### Sayfa Alıntısı
++++++

Gelişmişliğin bir ölçüsü de yazılılık, düzenliliktir. Yazılı toplum, gününü, günlerini, ilişkilerini, hedeflerini, deneyimlerini yazılı hale getirir. Verba Volant Scripta Manent: Söz uçar, yazı kalır. Yazı kalıcılığı güvence altına almakla kalmaz. Dahası, belirliliği arttırır, keyfiliği azaltır, insanlar ve kurumlar arası ilişkileri düzenler. Yazı, sözlü kültürün ötesine geçmeye imkân verir. Yazı sayesinde binlerce yıl önce yazılmış metinlerle, dolayısıyla insanlarla aramızda köprüler kurulur, aşılmaz sanılan engeller aşılır. Yazı sayesinde Orhon Yazıtlarını yazanların torunlarına verdiği akıl oracıkta durup durur.

++++++

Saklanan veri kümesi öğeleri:
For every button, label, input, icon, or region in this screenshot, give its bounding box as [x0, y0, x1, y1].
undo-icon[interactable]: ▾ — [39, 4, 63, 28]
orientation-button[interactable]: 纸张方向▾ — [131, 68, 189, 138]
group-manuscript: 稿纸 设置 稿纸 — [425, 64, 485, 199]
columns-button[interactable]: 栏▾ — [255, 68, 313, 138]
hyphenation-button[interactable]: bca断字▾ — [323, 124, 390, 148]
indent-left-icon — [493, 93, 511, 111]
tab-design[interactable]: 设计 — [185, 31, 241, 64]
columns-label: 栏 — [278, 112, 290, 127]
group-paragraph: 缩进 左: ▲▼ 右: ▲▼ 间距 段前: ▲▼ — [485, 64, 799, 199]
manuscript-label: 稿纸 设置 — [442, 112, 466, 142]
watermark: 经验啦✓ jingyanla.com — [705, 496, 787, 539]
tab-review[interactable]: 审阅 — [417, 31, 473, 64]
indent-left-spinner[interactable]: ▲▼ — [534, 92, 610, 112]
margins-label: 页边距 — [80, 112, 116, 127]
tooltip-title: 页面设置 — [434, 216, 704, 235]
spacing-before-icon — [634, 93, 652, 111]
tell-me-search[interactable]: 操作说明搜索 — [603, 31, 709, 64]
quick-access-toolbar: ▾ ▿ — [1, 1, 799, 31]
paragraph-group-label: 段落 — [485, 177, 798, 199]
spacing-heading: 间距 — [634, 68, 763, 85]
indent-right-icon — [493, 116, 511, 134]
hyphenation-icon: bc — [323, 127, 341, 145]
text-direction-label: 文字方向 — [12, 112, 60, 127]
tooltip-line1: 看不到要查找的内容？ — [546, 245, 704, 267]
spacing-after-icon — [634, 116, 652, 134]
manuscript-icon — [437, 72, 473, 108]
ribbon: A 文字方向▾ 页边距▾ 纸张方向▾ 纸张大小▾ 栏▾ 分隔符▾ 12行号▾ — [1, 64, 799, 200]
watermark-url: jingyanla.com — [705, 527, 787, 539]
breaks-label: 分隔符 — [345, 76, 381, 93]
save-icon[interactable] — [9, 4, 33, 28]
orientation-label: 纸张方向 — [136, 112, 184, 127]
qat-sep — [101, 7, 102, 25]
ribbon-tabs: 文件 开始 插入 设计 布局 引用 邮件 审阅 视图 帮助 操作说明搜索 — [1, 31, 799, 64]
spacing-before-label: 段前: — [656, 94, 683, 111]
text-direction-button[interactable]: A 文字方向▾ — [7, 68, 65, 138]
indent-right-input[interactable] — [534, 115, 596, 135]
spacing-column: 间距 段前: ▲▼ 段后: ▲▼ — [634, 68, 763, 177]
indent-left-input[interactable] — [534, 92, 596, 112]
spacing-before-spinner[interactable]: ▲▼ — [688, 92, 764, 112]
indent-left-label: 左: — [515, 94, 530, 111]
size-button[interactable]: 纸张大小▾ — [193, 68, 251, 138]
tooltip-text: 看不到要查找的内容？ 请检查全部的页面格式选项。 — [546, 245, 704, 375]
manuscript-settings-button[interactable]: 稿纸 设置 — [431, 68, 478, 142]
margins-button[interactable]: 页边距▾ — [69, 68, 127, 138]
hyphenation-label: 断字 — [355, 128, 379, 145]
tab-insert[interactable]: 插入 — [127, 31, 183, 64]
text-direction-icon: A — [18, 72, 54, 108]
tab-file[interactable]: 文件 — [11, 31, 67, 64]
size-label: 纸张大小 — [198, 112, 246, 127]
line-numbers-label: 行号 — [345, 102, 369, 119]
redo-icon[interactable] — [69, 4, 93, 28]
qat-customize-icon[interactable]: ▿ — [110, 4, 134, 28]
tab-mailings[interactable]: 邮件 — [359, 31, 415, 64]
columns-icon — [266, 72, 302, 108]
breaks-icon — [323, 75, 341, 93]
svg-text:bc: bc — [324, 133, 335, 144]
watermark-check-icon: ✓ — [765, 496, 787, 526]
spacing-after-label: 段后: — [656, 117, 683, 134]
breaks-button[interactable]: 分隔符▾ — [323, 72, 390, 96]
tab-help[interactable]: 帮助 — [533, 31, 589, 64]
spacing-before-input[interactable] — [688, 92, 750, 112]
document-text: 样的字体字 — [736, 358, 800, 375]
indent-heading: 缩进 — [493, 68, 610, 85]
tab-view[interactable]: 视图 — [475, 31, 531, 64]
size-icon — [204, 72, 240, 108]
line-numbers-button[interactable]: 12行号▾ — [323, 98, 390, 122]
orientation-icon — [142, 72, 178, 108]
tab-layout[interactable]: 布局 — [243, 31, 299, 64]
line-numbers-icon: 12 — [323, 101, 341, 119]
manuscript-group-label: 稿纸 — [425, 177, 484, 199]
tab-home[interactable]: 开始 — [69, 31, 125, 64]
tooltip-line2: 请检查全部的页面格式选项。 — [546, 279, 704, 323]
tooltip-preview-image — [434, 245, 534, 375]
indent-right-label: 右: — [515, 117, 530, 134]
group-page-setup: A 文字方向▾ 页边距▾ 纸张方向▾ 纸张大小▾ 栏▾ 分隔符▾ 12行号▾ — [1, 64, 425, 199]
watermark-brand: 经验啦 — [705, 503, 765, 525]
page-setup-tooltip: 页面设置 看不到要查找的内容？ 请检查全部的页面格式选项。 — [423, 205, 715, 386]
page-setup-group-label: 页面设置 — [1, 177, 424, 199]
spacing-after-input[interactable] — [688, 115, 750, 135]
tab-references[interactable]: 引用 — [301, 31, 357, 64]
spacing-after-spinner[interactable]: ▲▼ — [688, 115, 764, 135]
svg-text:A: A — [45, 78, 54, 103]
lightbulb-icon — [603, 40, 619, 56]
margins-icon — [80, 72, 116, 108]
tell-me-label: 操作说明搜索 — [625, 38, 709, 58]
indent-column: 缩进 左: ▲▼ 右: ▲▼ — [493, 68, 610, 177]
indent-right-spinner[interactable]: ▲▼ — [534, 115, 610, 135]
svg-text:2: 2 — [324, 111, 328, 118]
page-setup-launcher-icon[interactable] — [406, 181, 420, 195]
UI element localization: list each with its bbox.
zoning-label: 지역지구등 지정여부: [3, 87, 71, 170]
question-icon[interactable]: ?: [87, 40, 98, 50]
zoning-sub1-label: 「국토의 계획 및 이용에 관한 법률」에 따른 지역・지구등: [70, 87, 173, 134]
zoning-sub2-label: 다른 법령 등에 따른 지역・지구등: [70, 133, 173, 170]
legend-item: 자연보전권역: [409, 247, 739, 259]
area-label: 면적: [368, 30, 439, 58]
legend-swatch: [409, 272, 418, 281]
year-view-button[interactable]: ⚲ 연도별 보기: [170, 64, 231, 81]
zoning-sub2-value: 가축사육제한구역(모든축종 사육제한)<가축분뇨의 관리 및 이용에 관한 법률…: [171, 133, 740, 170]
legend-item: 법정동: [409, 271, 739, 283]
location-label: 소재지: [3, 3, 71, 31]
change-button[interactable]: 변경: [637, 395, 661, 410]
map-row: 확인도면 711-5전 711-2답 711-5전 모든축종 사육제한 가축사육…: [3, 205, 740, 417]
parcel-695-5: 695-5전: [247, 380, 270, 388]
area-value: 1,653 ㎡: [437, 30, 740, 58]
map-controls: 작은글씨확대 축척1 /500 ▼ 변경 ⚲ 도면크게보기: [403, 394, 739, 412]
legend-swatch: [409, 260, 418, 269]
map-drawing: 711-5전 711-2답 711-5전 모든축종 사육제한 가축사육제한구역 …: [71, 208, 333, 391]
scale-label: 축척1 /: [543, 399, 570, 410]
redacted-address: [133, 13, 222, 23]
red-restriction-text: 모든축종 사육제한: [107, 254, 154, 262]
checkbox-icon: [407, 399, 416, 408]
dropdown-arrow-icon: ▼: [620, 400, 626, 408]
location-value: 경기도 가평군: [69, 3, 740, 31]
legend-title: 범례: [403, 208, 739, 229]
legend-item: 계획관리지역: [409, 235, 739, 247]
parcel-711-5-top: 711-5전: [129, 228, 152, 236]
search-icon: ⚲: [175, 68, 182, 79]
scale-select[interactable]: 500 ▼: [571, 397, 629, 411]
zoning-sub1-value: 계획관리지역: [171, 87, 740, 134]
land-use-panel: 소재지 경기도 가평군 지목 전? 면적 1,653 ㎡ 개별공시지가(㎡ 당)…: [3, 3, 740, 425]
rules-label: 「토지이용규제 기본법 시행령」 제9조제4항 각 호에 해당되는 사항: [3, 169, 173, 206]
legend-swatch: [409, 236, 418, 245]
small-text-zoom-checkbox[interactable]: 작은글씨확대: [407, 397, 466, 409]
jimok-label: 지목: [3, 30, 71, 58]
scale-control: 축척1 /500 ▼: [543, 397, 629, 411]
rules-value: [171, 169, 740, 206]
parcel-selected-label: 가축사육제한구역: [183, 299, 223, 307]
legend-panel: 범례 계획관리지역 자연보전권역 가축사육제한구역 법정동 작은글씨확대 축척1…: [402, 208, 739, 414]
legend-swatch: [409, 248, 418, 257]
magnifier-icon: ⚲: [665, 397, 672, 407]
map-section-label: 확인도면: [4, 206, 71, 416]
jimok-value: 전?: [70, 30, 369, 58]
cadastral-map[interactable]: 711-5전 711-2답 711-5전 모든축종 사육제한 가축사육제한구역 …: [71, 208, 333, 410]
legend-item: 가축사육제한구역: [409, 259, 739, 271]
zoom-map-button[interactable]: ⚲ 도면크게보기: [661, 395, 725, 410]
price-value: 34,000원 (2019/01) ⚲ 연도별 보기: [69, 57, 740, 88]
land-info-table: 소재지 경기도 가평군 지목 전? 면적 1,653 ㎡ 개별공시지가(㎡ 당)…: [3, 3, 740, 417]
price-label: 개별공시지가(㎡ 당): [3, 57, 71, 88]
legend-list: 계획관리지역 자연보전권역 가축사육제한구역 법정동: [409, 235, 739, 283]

++++++

### Görevler
- A) Listenin başından "margins-label: 页边距 — [80, 112, 116, 127]" ifadesini içeren satıra kadar her şeyi, iki uç da dahil olmak üzere hiç değiştirmeden geri ver.
- B) Yazının önemini anlatan metni bittiği yerden sürdür.
Metin ile liste birbirinden bağımsızdır.

### Görev Sonuçları
- A)
For every button, label, input, icon, or region in this screenshot, give its bounding box as [x0, y0, x1, y1].
undo-icon[interactable]: ▾ — [39, 4, 63, 28]
orientation-button[interactable]: 纸张方向▾ — [131, 68, 189, 138]
group-manuscript: 稿纸 设置 稿纸 — [425, 64, 485, 199]
columns-button[interactable]: 栏▾ — [255, 68, 313, 138]
hyphenation-button[interactable]: bca断字▾ — [323, 124, 390, 148]
indent-left-icon — [493, 93, 511, 111]
tab-design[interactable]: 设计 — [185, 31, 241, 64]
columns-label: 栏 — [278, 112, 290, 127]
group-paragraph: 缩进 左: ▲▼ 右: ▲▼ 间距 段前: ▲▼ — [485, 64, 799, 199]
manuscript-label: 稿纸 设置 — [442, 112, 466, 142]
watermark: 经验啦✓ jingyanla.com — [705, 496, 787, 539]
tab-review[interactable]: 审阅 — [417, 31, 473, 64]
indent-left-spinner[interactable]: ▲▼ — [534, 92, 610, 112]
margins-label: 页边距 — [80, 112, 116, 127]

- B)
Yazı sayesinde anlaşmazlıklar, sorunlar ve başarısızlıklar da nesnelleşir. Yazı, hiyerarşiyi görünür kılar. Bu sayede hiyerarşiyi sağlamlaştırmak yahut büsbütün değiştirmek kolaylaşır. Bir kararnameyle, bir yasayla, bir tebliğle yer yerinden oynar. Yazılılığın esası kayıttır. Artık kayıt salt yazıyla olmuyor. Ses kaydı var, video kaydı var. İyi ki de var! Güneş’in altında kaydedilmemiş diyar bırakmayacağız bu gidişle. En mahrem en özel şeyler kayda alınıyor. Artık her şey genel, her şey kamusal!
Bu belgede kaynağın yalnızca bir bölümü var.